▶ _WHAT YOU NEED TO DO_: All of the records below must be output exactly, with no pictures carried over.

▶ _DATA TO PROCESS_:
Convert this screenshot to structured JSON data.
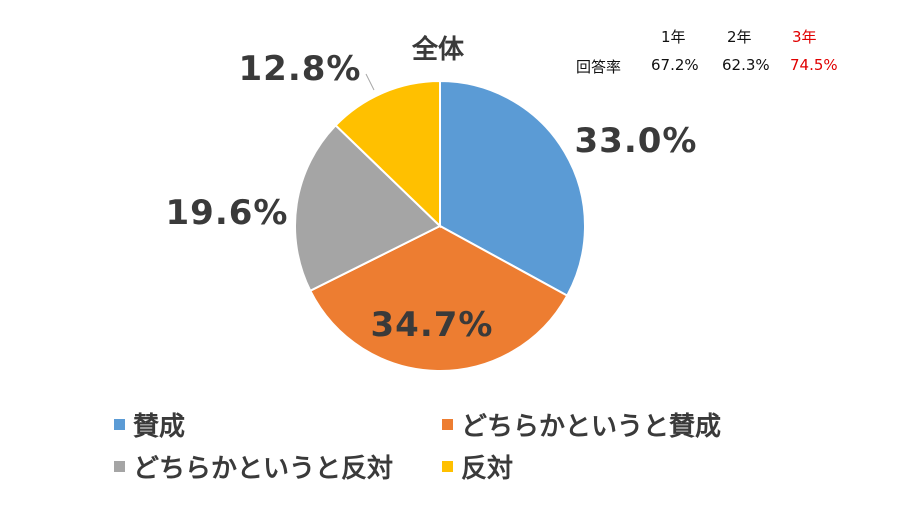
{
  "chart_data": {
    "type": "pie",
    "title": "全体",
    "categories": [
      "賛成",
      "どちらかというと賛成",
      "どちらかというと反対",
      "反対"
    ],
    "values": [
      33.0,
      34.7,
      19.6,
      12.8
    ],
    "labels": [
      "33.0%",
      "34.7%",
      "19.6%",
      "12.8%"
    ],
    "colors": [
      "#5b9bd5",
      "#ed7d31",
      "#a5a5a5",
      "#ffc000"
    ],
    "legend": "bottom"
  },
  "response_rate": {
    "label": "回答率",
    "years": [
      {
        "name": "1年",
        "rate": "67.2%",
        "highlight": false
      },
      {
        "name": "2年",
        "rate": "62.3%",
        "highlight": false
      },
      {
        "name": "3年",
        "rate": "74.5%",
        "highlight": true
      }
    ],
    "highlight_color": "#e00000"
  }
}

▶ _ANSWER TO THE EXERCISE_:
Convert this screenshot to structured JSON data.
{
  "chart_data": {
    "type": "pie",
    "title": "全体",
    "categories": [
      "賛成",
      "どちらかというと賛成",
      "どちらかというと反対",
      "反対"
    ],
    "values": [
      33.0,
      34.7,
      19.6,
      12.8
    ],
    "labels": [
      "33.0%",
      "34.7%",
      "19.6%",
      "12.8%"
    ],
    "colors": [
      "#5b9bd5",
      "#ed7d31",
      "#a5a5a5",
      "#ffc000"
    ],
    "legend": "bottom"
  },
  "response_rate": {
    "label": "回答率",
    "years": [
      {
        "name": "1年",
        "rate": "67.2%",
        "highlight": false
      },
      {
        "name": "2年",
        "rate": "62.3%",
        "highlight": false
      },
      {
        "name": "3年",
        "rate": "74.5%",
        "highlight": true
      }
    ],
    "highlight_color": "#e00000"
  }
}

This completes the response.